In the entries below, give everything from the line containing "bar <box>220 210 232 251</box>" down to the line containing "x-tick-label: 19 <box>368 254 382 266</box>", both included, as a JSON list of strings with one string per line and blank lines left out.

☆ ☆ ☆ ☆ ☆

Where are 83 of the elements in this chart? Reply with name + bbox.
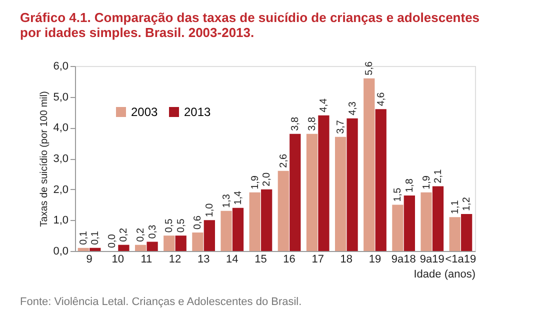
bar <box>220 210 232 251</box>
bar <box>392 204 404 251</box>
bar <box>432 186 444 251</box>
x-tick-label: 17 <box>312 254 324 266</box>
data-label: 2,0 <box>262 172 273 186</box>
x-tick-label: 10 <box>112 254 124 266</box>
bar <box>449 217 460 251</box>
data-label: 1,3 <box>221 194 232 208</box>
data-label: 1,1 <box>450 200 461 214</box>
x-tick-label: 19 <box>368 254 382 266</box>
data-label: 1,0 <box>204 202 216 218</box>
data-label: 1,8 <box>404 178 416 192</box>
data-label: 1,2 <box>462 196 473 211</box>
bar <box>78 248 89 251</box>
bar <box>135 244 146 251</box>
bar <box>232 208 244 251</box>
data-label: 2,1 <box>433 168 444 184</box>
data-label: 1,9 <box>421 175 432 190</box>
data-label: 1,9 <box>250 175 261 190</box>
bar <box>420 192 432 251</box>
bar <box>318 115 330 251</box>
data-label: 0,3 <box>147 224 158 239</box>
bar <box>261 189 272 251</box>
y-tick-label: 2,0 <box>53 184 68 196</box>
data-label: 3,8 <box>290 116 302 131</box>
bar <box>335 136 346 251</box>
y-tick-label: 1,0 <box>53 214 68 227</box>
text: Gráfico 4.1. Comparação das taxas de suicídio de crianças e adolescentes <box>20 10 480 25</box>
y-axis-title: Taxas de suicídio (por 100 mil) <box>39 91 50 227</box>
bar <box>278 170 289 251</box>
bar <box>306 134 318 251</box>
data-label: 0,1 <box>90 230 102 245</box>
bar <box>164 236 175 251</box>
bar <box>90 248 101 251</box>
data-label: 4,4 <box>318 98 330 112</box>
bar <box>346 118 358 251</box>
data-label: 0,5 <box>164 218 176 233</box>
legend-label: 2013 <box>184 105 212 119</box>
x-tick-label: 11 <box>140 254 152 266</box>
text: por idades simples. Brasil. 2003-2013. <box>20 25 254 40</box>
y-tick-label: 4,0 <box>53 122 68 134</box>
x-tick-label: 16 <box>283 254 296 266</box>
x-tick-label: 13 <box>197 254 210 266</box>
data-label: 4,6 <box>376 92 387 106</box>
bar <box>461 214 472 251</box>
y-tick-label: 3,0 <box>53 153 68 165</box>
data-label: 0,0 <box>106 234 118 248</box>
bar <box>404 196 415 251</box>
data-label: 1,5 <box>392 187 404 202</box>
data-label: 0,2 <box>136 227 147 242</box>
data-label: 0,6 <box>192 215 204 230</box>
bar <box>375 109 386 251</box>
data-label: 0,5 <box>176 218 187 233</box>
legend-label: 2003 <box>131 105 158 119</box>
x-tick-label: 9a19 <box>420 254 444 266</box>
x-axis-title: Idade (anos) <box>414 268 476 280</box>
bar <box>364 78 375 251</box>
bar <box>249 192 260 251</box>
x-tick-label: 12 <box>168 254 182 266</box>
y-tick-label: 0,0 <box>53 246 68 258</box>
data-label: 2,6 <box>278 153 290 168</box>
y-tick-label: 6,0 <box>53 60 68 72</box>
bar <box>192 232 204 251</box>
bar <box>204 220 215 251</box>
bar <box>175 236 186 251</box>
bar <box>118 244 130 251</box>
data-label: 3,7 <box>336 120 347 134</box>
data-label: 0,2 <box>118 227 130 242</box>
x-tick-label: 15 <box>254 254 267 266</box>
data-label: 3,8 <box>306 116 318 131</box>
data-label: 1,4 <box>233 190 244 205</box>
y-tick-label: 5,0 <box>53 91 68 104</box>
source-note: Fonte: Violência Letal. Crianças e Adolescentes do Brasil. <box>20 296 302 308</box>
x-tick-label: 14 <box>226 254 238 266</box>
x-tick-label: 9a18 <box>391 254 416 266</box>
data-label: 0,1 <box>78 230 90 245</box>
data-label: 5,6 <box>364 60 376 76</box>
bar <box>146 242 158 251</box>
bar <box>290 134 301 251</box>
x-tick-label: <1a19 <box>445 254 476 266</box>
x-tick-label: 18 <box>340 254 353 266</box>
data-label: 4,3 <box>347 101 358 116</box>
x-tick-label: 9 <box>86 254 92 266</box>
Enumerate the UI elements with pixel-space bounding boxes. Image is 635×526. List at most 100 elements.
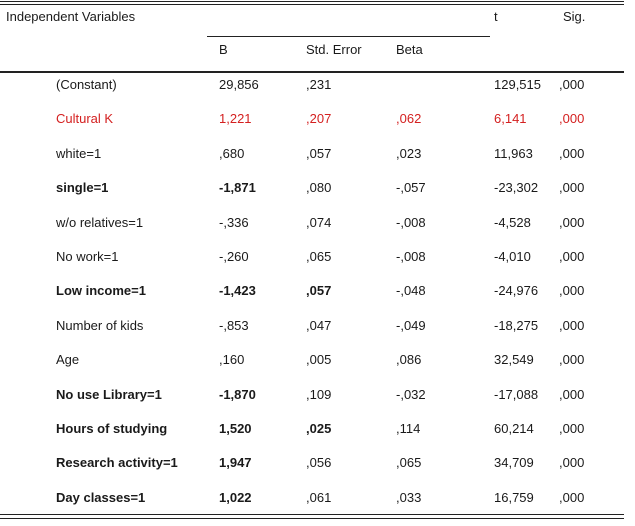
variable-name: Hours of studying bbox=[56, 421, 168, 436]
beta-value: -,049 bbox=[396, 317, 426, 333]
b-value: ,160 bbox=[219, 352, 245, 368]
header-coefficients-rule bbox=[207, 36, 490, 37]
table-row: Hours of studying 1,520 ,025 ,114 60,214 ,000 bbox=[0, 421, 624, 455]
table-row: Cultural K 1,221 ,207 ,062 6,141 ,000 bbox=[0, 111, 624, 145]
variable-name: No work=1 bbox=[56, 249, 119, 264]
t-value: -18,275 bbox=[494, 317, 539, 333]
variable-name: Low income=1 bbox=[56, 283, 146, 299]
std-error-value: ,207 bbox=[306, 111, 332, 127]
b-value: -,336 bbox=[219, 214, 249, 230]
b-value: ,680 bbox=[219, 145, 245, 161]
variable-name: Number of kids bbox=[56, 317, 144, 333]
table-row: single=1 -1,871 ,080 -,057 -23,302 ,000 bbox=[0, 180, 624, 214]
t-value: 60,214 bbox=[494, 421, 534, 436]
table-row: Research activity=1 1,947 ,056 ,065 34,709 ,0… bbox=[0, 455, 624, 489]
sig-value: ,000 bbox=[559, 77, 585, 92]
sig-value: ,000 bbox=[559, 283, 585, 299]
std-error-value: ,047 bbox=[306, 317, 332, 333]
beta-value: ,023 bbox=[396, 145, 422, 161]
beta-value: -,008 bbox=[396, 214, 426, 230]
bottom-rule-double bbox=[0, 518, 624, 519]
b-value: -,853 bbox=[219, 317, 249, 333]
variable-name: No use Library=1 bbox=[56, 386, 162, 402]
std-error-value: ,057 bbox=[306, 145, 332, 161]
variable-name: Cultural K bbox=[56, 111, 114, 127]
variable-name: Day classes=1 bbox=[56, 489, 146, 505]
table-row: Number of kids -,853 ,047 -,049 -18,275 ,000 bbox=[0, 318, 624, 352]
table-row: w/o relatives=1 -,336 ,074 -,008 -4,528 ,000 bbox=[0, 215, 624, 249]
sig-value: ,000 bbox=[559, 145, 585, 161]
sig-value: ,000 bbox=[559, 180, 585, 196]
b-value: -1,870 bbox=[219, 386, 256, 402]
header-t: t bbox=[494, 9, 498, 24]
t-value: -24,976 bbox=[494, 283, 539, 299]
beta-value: ,033 bbox=[396, 489, 422, 505]
std-error-value: ,074 bbox=[306, 214, 332, 230]
top-rule bbox=[0, 1, 624, 2]
header-sig: Sig. bbox=[563, 9, 586, 24]
table-row: Age ,160 ,005 ,086 32,549 ,000 bbox=[0, 352, 624, 386]
header-beta: Beta bbox=[396, 42, 423, 57]
beta-value: -,057 bbox=[396, 180, 426, 196]
table-row: Day classes=1 1,022 ,061 ,033 16,759 ,000 bbox=[0, 490, 624, 524]
t-value: 6,141 bbox=[494, 111, 527, 127]
std-error-value: ,061 bbox=[306, 489, 332, 505]
beta-value: ,086 bbox=[396, 352, 422, 368]
b-value: -1,871 bbox=[219, 180, 256, 196]
sig-value: ,000 bbox=[559, 489, 585, 505]
variable-name: single=1 bbox=[56, 180, 109, 196]
t-value: 129,515 bbox=[494, 77, 541, 92]
std-error-value: ,056 bbox=[306, 455, 332, 471]
variable-name: white=1 bbox=[56, 145, 102, 161]
b-value: 1,947 bbox=[219, 455, 252, 471]
beta-value: -,032 bbox=[396, 386, 426, 402]
t-value: 32,549 bbox=[494, 352, 534, 368]
std-error-value: ,109 bbox=[306, 386, 332, 402]
std-error-value: ,005 bbox=[306, 352, 332, 368]
t-value: -4,528 bbox=[494, 214, 531, 230]
t-value: -23,302 bbox=[494, 180, 539, 196]
header-independent-variables: Independent Variables bbox=[6, 9, 136, 24]
table-row: Low income=1 -1,423 ,057 -,048 -24,976 ,000 bbox=[0, 283, 624, 317]
std-error-value: ,025 bbox=[306, 421, 332, 436]
header-bottom-rule bbox=[0, 71, 624, 73]
sig-value: ,000 bbox=[559, 386, 585, 402]
beta-value: -,008 bbox=[396, 249, 426, 264]
t-value: -17,088 bbox=[494, 386, 539, 402]
variable-name: Age bbox=[56, 352, 80, 368]
variable-name: Research activity=1 bbox=[56, 455, 178, 471]
sig-value: ,000 bbox=[559, 214, 585, 230]
sig-value: ,000 bbox=[559, 111, 585, 127]
table-row: No use Library=1 -1,870 ,109 -,032 -17,088 ,0… bbox=[0, 387, 624, 421]
header-b: B bbox=[219, 42, 228, 57]
b-value: 1,022 bbox=[219, 489, 252, 505]
beta-value: ,062 bbox=[396, 111, 422, 127]
t-value: 16,759 bbox=[494, 489, 534, 505]
sig-value: ,000 bbox=[559, 317, 585, 333]
t-value: 34,709 bbox=[494, 455, 534, 471]
beta-value: -,048 bbox=[396, 283, 426, 299]
b-value: 1,520 bbox=[219, 421, 252, 436]
top-rule-double bbox=[0, 4, 624, 5]
t-value: 11,963 bbox=[494, 145, 533, 161]
t-value: -4,010 bbox=[494, 249, 531, 264]
header-std-error: Std. Error bbox=[306, 42, 362, 57]
sig-value: ,000 bbox=[559, 249, 585, 264]
b-value: -,260 bbox=[219, 249, 249, 264]
sig-value: ,000 bbox=[559, 421, 585, 436]
table-row: white=1 ,680 ,057 ,023 11,963 ,000 bbox=[0, 146, 624, 180]
std-error-value: ,057 bbox=[306, 283, 332, 299]
sig-value: ,000 bbox=[559, 352, 585, 368]
table-row: (Constant) 29,856 ,231 129,515 ,000 bbox=[0, 77, 624, 111]
b-value: 29,856 bbox=[219, 77, 259, 92]
sig-value: ,000 bbox=[559, 455, 585, 471]
std-error-value: ,231 bbox=[306, 77, 332, 92]
std-error-value: ,065 bbox=[306, 249, 332, 264]
beta-value: ,065 bbox=[396, 455, 422, 471]
std-error-value: ,080 bbox=[306, 180, 332, 196]
b-value: -1,423 bbox=[219, 283, 256, 299]
bottom-rule bbox=[0, 514, 624, 515]
beta-value: ,114 bbox=[396, 421, 421, 436]
variable-name: w/o relatives=1 bbox=[56, 214, 144, 230]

☆ ☆ ☆ ☆ ☆

REPLY TO THE EXERCISE:
[
  "bar <box>220 210 232 251</box>",
  "bar <box>392 204 404 251</box>",
  "bar <box>432 186 444 251</box>",
  "x-tick-label: 17 <box>312 254 324 266</box>",
  "data-label: 2,0 <box>262 172 273 186</box>",
  "x-tick-label: 10 <box>112 254 124 266</box>",
  "bar <box>449 217 460 251</box>",
  "data-label: 1,3 <box>221 194 232 208</box>",
  "data-label: 1,1 <box>450 200 461 214</box>",
  "x-tick-label: 19 <box>368 254 382 266</box>"
]